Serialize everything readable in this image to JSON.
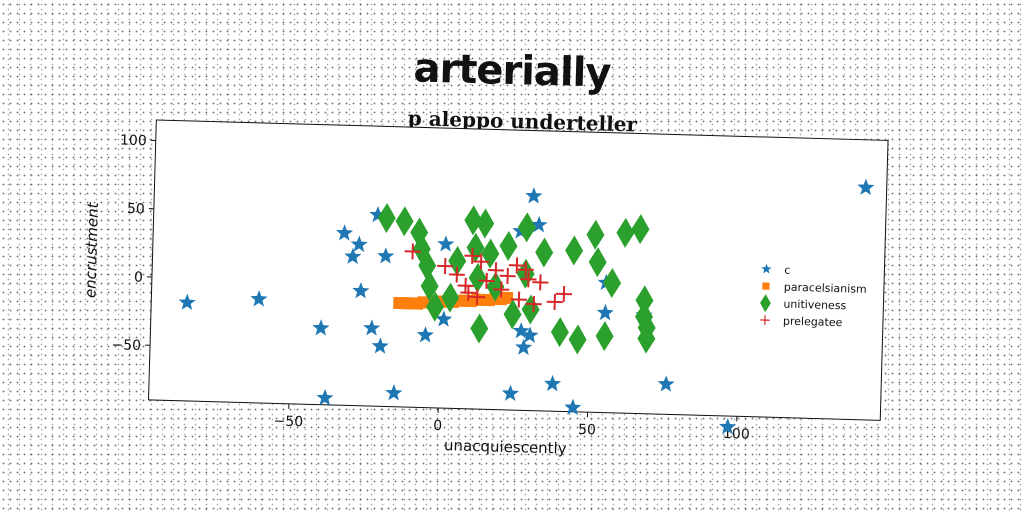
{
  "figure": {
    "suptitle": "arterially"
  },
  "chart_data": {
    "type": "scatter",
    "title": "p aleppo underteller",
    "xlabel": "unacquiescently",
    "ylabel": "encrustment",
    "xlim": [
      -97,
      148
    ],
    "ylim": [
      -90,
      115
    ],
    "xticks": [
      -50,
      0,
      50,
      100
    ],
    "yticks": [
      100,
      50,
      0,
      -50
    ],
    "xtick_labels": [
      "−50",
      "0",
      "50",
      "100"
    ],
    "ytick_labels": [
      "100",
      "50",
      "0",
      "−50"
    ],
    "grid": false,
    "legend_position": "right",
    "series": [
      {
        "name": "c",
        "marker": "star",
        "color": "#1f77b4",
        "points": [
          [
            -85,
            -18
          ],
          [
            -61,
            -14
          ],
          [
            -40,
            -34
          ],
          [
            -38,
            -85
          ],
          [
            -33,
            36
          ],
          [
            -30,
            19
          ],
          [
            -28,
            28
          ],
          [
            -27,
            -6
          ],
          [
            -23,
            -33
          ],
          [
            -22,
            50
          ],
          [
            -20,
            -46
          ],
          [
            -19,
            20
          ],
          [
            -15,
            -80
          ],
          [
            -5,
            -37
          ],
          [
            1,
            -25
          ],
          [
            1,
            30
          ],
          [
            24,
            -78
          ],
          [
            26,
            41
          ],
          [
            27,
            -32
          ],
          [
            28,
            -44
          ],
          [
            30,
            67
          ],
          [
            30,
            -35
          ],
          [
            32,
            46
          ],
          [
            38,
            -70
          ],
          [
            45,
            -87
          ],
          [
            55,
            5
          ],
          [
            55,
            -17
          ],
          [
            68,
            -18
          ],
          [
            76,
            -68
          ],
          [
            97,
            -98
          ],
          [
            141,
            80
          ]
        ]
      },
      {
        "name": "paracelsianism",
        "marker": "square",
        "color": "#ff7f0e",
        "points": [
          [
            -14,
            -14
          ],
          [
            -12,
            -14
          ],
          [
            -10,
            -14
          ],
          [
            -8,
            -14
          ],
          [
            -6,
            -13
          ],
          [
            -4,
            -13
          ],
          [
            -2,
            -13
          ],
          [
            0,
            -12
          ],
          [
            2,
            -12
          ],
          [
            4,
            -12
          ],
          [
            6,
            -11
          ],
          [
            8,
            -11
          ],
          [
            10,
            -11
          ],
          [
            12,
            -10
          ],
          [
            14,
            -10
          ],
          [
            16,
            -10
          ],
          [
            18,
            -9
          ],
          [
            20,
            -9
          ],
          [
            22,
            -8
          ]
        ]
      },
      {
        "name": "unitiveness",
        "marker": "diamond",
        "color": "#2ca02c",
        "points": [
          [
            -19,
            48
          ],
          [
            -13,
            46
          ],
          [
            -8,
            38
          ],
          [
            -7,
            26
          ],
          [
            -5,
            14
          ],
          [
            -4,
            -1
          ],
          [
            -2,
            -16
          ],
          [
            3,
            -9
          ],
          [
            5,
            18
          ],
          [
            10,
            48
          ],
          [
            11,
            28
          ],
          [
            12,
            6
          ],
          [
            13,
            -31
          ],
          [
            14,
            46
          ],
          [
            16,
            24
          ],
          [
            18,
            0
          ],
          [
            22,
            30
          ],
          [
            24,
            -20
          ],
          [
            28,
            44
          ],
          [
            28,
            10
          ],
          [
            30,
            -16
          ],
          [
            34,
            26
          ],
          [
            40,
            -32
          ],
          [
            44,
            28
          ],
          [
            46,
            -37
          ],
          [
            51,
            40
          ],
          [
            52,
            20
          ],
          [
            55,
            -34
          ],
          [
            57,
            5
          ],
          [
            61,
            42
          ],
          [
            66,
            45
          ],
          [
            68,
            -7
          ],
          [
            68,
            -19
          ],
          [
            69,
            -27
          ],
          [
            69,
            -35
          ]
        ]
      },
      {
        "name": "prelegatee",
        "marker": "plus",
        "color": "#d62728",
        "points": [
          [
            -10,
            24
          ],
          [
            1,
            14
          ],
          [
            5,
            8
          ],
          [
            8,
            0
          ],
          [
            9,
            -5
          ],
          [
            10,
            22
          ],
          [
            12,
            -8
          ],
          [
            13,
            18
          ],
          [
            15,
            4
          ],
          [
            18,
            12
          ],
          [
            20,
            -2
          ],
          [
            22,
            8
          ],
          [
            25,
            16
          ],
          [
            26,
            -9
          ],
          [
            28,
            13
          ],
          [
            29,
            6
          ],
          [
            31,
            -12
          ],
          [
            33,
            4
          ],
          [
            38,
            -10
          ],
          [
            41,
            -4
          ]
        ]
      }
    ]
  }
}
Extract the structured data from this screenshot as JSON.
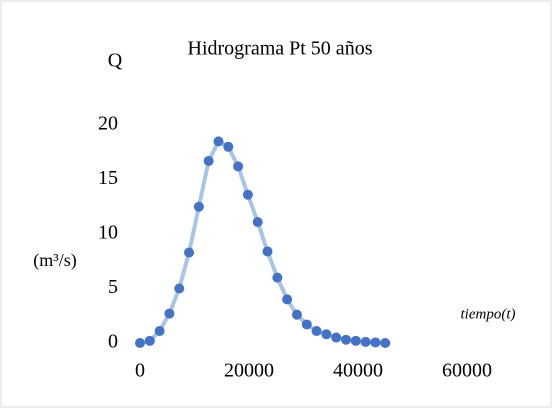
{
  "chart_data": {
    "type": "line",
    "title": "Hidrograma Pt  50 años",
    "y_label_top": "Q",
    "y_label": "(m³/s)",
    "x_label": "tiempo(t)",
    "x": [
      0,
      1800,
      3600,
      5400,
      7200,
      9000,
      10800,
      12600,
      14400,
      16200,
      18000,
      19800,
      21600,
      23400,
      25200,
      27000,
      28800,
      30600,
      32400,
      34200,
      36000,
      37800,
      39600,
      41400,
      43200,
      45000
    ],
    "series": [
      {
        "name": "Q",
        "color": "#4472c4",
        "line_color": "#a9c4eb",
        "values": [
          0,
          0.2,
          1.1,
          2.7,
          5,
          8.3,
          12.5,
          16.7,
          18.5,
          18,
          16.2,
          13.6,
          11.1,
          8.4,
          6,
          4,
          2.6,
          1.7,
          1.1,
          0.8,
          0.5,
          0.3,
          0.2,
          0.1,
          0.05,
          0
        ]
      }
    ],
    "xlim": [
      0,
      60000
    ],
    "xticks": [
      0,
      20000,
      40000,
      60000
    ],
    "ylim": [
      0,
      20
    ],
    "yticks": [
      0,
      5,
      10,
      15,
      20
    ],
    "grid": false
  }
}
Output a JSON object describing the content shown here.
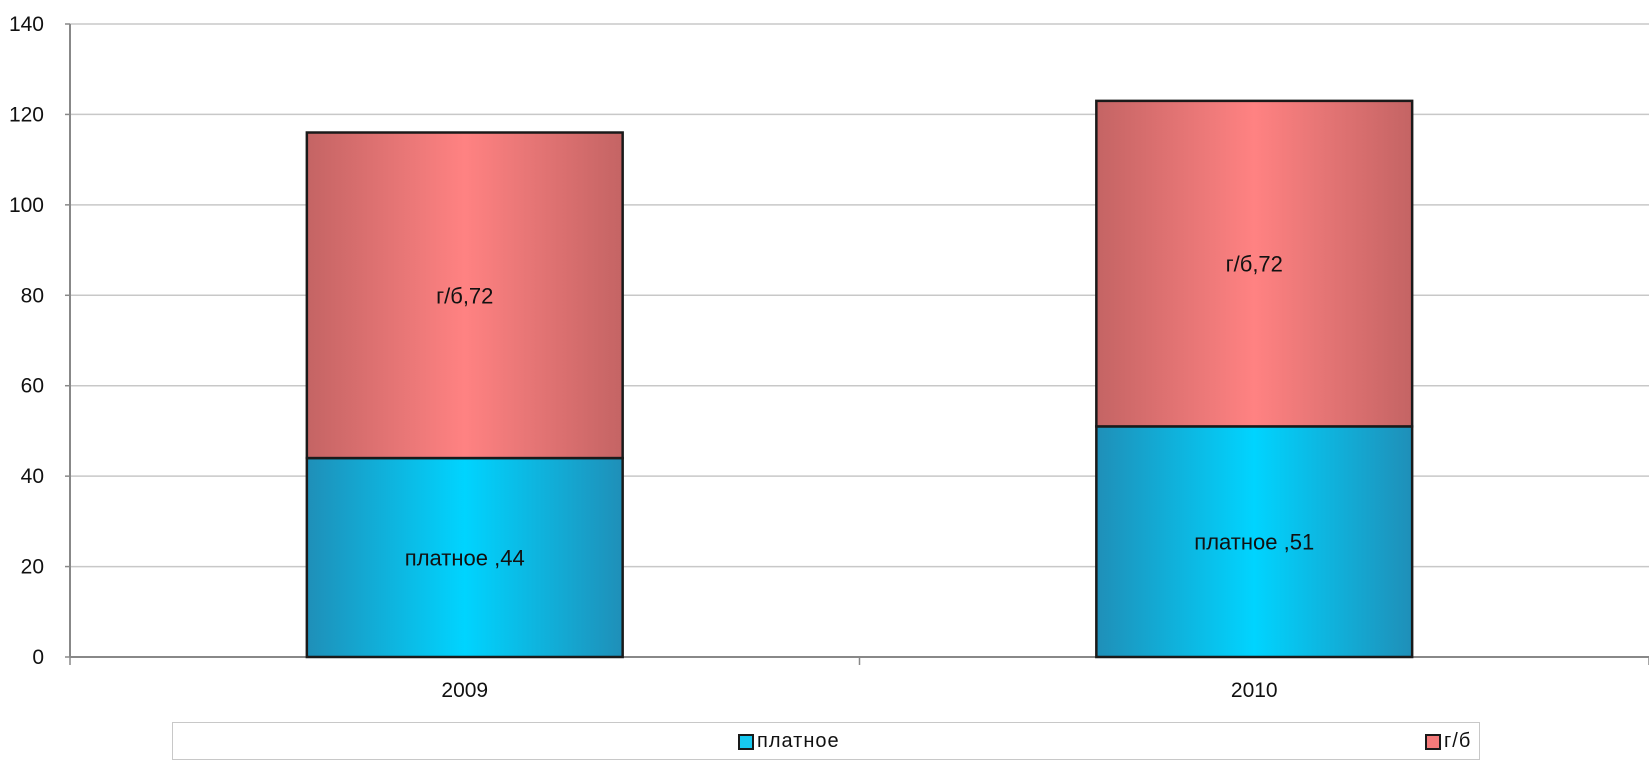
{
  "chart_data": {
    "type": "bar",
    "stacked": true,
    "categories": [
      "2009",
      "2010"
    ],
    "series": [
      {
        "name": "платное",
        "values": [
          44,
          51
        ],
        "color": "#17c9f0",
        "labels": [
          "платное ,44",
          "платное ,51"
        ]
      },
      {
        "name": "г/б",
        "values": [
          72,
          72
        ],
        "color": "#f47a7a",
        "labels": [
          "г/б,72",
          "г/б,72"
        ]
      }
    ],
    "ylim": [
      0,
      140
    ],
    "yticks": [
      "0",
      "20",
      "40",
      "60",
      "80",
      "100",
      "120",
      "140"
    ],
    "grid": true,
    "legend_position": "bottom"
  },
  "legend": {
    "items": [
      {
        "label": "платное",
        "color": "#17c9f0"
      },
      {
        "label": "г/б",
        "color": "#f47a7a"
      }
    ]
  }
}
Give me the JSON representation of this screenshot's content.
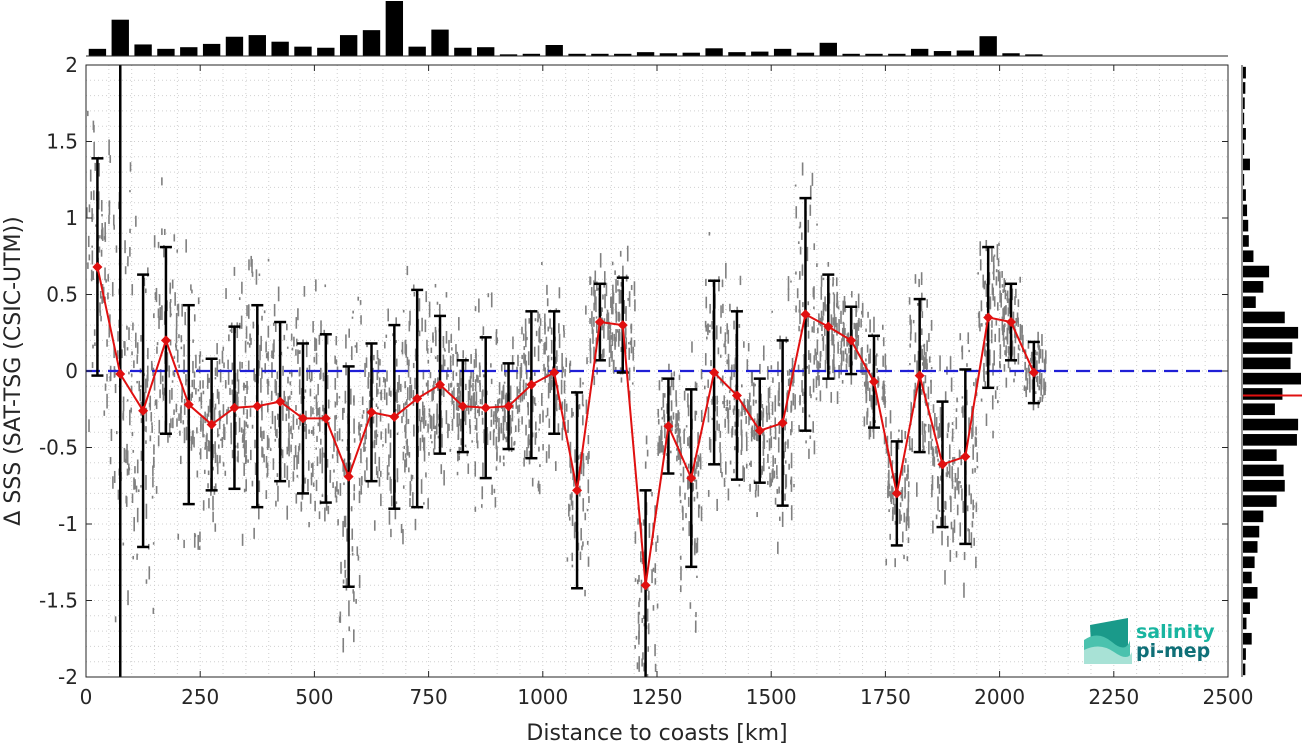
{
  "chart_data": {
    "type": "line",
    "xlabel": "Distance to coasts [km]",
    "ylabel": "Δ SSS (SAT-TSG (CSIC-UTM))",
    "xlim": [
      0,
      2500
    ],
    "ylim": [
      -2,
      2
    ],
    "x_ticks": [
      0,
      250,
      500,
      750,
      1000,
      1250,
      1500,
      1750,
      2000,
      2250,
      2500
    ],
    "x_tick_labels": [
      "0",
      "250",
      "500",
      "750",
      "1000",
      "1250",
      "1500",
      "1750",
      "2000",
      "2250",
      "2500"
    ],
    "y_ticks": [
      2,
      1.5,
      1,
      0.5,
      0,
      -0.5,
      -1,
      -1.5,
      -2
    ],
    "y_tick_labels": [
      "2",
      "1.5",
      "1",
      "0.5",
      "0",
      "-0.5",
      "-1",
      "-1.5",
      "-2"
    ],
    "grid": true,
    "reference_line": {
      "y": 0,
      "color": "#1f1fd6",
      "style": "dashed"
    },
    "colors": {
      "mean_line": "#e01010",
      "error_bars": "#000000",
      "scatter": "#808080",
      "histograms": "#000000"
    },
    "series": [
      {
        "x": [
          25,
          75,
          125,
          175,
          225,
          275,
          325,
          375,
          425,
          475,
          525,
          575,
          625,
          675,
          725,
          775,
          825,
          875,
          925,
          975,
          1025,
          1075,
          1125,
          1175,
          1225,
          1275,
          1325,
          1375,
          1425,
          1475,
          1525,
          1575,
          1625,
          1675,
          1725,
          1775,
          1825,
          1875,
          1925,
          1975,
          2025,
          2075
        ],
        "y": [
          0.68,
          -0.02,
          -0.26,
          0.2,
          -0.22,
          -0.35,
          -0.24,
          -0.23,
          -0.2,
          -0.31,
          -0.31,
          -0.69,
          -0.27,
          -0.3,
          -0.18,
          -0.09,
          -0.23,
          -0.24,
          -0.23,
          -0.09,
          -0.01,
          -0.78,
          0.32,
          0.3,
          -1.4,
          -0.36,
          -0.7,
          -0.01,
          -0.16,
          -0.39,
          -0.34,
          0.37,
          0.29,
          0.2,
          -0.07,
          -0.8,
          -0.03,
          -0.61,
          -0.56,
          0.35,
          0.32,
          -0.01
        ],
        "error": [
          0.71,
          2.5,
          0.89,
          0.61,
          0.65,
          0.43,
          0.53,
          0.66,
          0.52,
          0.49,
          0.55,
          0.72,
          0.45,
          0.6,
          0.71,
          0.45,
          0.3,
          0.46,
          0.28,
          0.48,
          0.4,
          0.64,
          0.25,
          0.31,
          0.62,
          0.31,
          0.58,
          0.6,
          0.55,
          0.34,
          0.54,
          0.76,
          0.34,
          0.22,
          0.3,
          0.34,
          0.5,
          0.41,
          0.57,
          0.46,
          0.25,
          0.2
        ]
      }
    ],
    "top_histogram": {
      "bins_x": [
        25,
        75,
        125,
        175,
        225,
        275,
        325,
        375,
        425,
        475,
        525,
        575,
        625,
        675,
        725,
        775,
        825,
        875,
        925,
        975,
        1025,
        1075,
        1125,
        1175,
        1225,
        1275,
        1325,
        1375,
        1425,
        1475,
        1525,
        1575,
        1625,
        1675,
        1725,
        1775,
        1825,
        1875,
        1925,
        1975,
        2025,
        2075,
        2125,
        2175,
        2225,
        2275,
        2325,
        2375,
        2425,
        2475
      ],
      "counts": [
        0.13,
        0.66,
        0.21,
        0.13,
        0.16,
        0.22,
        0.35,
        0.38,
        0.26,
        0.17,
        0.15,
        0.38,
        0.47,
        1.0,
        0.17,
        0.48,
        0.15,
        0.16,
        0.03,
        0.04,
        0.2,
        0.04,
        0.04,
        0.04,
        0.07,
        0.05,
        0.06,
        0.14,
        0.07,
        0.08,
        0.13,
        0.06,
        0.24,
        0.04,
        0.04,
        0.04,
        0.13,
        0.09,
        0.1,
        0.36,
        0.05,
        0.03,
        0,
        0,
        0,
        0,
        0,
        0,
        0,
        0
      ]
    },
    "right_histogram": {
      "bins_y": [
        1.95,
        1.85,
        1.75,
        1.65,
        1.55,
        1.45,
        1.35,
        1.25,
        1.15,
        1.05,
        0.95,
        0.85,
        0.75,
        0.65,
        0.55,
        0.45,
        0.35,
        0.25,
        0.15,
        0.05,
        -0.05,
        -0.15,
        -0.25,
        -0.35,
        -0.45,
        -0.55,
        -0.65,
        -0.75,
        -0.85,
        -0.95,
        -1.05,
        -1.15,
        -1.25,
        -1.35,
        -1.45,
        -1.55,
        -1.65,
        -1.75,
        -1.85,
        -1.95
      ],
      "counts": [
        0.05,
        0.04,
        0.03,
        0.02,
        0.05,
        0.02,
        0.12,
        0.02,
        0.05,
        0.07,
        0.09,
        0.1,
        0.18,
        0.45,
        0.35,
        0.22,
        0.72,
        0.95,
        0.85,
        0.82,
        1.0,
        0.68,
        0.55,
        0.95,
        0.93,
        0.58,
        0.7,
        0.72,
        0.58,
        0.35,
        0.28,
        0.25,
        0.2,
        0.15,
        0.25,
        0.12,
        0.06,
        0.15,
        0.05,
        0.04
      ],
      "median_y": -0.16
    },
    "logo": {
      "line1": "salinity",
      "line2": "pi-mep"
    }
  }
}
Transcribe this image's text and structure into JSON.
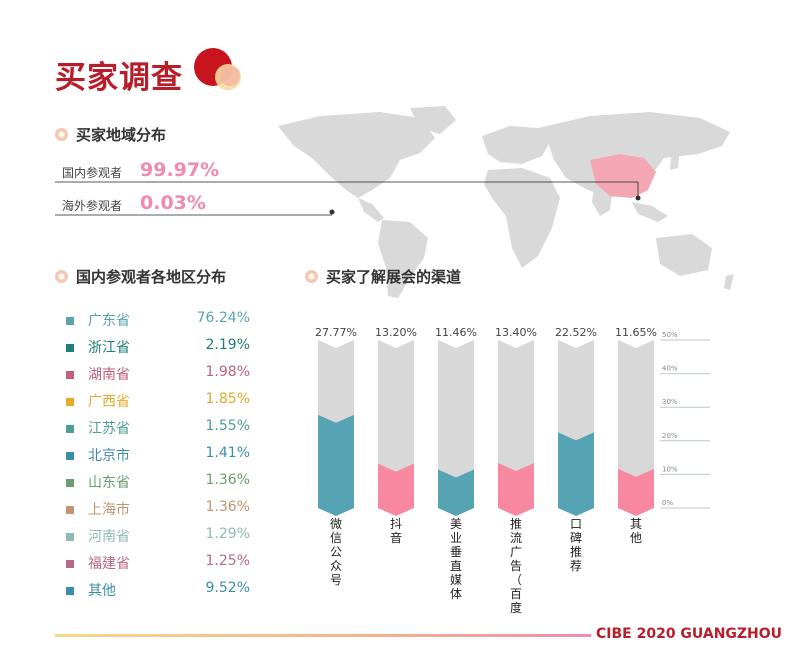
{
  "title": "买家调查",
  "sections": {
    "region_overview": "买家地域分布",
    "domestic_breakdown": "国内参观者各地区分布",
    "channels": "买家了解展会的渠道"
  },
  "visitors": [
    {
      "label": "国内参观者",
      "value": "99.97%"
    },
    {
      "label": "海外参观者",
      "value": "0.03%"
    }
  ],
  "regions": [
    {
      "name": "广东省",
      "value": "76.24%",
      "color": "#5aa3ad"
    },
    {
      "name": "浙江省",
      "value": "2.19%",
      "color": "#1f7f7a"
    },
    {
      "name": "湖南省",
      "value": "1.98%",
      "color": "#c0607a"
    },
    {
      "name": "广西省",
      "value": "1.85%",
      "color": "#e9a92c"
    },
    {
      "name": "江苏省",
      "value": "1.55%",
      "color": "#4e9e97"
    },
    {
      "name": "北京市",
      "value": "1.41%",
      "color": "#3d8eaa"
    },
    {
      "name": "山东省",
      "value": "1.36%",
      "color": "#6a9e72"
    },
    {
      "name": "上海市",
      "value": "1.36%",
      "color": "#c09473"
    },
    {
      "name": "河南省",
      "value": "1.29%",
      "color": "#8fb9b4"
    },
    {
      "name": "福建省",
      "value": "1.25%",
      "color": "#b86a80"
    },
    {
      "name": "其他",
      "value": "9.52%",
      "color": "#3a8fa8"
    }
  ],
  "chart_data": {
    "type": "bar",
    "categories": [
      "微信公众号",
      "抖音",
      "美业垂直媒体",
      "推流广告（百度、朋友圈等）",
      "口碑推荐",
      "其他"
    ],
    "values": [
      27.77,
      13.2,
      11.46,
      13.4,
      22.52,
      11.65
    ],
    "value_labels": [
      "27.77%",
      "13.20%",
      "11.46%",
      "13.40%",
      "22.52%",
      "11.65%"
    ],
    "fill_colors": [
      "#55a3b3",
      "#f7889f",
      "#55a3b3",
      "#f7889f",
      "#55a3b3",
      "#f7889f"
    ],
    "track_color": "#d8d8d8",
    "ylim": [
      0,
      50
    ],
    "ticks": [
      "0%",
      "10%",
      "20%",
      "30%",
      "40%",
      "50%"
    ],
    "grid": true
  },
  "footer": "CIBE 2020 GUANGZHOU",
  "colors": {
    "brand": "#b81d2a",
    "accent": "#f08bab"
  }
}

- EXERCISE REQUIREMENTS: Pick out each line in the material containing "grid".

- PROBLEM SOLUTION:
    "grid": false,
    "grid": false
    "grid": true,
    "grid": true,
    "grid": true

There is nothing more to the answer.